__Stored rows__:

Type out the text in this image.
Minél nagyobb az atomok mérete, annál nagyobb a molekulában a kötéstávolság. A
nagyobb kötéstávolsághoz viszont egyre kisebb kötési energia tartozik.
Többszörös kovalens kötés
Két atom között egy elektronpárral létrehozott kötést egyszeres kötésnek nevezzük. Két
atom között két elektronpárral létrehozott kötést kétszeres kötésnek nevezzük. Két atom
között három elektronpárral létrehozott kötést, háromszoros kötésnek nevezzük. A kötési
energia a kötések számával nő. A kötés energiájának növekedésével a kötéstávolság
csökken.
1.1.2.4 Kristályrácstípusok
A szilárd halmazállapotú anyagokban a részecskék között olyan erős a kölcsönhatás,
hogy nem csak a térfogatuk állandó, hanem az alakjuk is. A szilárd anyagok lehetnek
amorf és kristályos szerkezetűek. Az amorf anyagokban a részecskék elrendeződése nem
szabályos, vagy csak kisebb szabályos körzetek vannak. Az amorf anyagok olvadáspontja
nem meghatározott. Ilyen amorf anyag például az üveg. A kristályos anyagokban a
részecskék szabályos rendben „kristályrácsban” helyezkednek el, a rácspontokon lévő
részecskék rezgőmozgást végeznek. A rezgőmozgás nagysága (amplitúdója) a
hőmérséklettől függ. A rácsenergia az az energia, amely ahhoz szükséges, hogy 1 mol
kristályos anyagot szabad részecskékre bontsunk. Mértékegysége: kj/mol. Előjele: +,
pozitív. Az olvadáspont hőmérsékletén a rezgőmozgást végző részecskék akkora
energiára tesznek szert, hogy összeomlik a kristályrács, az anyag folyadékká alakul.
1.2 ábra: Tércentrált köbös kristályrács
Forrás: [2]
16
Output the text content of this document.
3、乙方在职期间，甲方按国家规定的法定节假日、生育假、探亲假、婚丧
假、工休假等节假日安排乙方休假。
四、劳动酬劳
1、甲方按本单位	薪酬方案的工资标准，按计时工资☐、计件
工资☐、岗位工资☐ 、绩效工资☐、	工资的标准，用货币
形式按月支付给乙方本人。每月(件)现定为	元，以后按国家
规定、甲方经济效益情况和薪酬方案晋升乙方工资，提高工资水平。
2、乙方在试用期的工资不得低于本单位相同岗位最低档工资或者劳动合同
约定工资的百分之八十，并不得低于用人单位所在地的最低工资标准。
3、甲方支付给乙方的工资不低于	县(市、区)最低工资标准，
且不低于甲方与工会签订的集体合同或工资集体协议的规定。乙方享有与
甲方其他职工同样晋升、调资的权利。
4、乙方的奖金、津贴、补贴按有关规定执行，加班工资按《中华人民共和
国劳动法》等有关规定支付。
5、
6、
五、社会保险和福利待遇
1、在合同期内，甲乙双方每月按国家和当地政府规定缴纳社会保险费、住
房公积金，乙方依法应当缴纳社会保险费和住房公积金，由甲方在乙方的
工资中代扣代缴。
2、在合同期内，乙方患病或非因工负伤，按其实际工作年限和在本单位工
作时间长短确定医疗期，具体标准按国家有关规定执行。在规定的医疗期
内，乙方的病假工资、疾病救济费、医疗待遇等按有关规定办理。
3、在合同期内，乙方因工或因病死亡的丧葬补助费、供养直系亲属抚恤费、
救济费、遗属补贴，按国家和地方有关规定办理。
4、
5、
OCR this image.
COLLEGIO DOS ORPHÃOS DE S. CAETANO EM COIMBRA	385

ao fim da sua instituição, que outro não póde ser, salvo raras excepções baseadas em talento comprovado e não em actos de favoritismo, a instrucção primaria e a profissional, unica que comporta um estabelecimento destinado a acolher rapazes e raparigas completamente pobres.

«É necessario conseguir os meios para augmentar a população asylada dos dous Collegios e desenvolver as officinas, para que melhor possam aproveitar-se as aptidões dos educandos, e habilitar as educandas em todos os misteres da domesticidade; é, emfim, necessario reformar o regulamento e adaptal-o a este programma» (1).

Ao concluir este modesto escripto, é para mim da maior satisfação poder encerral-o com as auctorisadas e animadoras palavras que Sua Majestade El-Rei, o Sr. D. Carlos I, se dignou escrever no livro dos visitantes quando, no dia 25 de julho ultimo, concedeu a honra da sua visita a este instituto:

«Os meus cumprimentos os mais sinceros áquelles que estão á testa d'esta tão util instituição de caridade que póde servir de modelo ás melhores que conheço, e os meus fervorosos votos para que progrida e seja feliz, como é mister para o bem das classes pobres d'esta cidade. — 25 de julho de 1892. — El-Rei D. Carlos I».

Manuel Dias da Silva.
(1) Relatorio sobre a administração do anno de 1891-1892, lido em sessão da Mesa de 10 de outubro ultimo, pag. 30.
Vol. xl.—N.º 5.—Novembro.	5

__Work to do__: Where a line holds the string "között", copy that line.

__Exercise output__:
Két atom között egy elektronpárral létrehozott kötést egyszeres kötésnek nevezzük. Két
atom között két elektronpárral létrehozott kötést kétszeres kötésnek nevezzük. Két atom
között három elektronpárral létrehozott kötést, háromszoros kötésnek nevezzük. A kötési
A szilárd halmazállapotú anyagokban a részecskék között olyan erős a kölcsönhatás,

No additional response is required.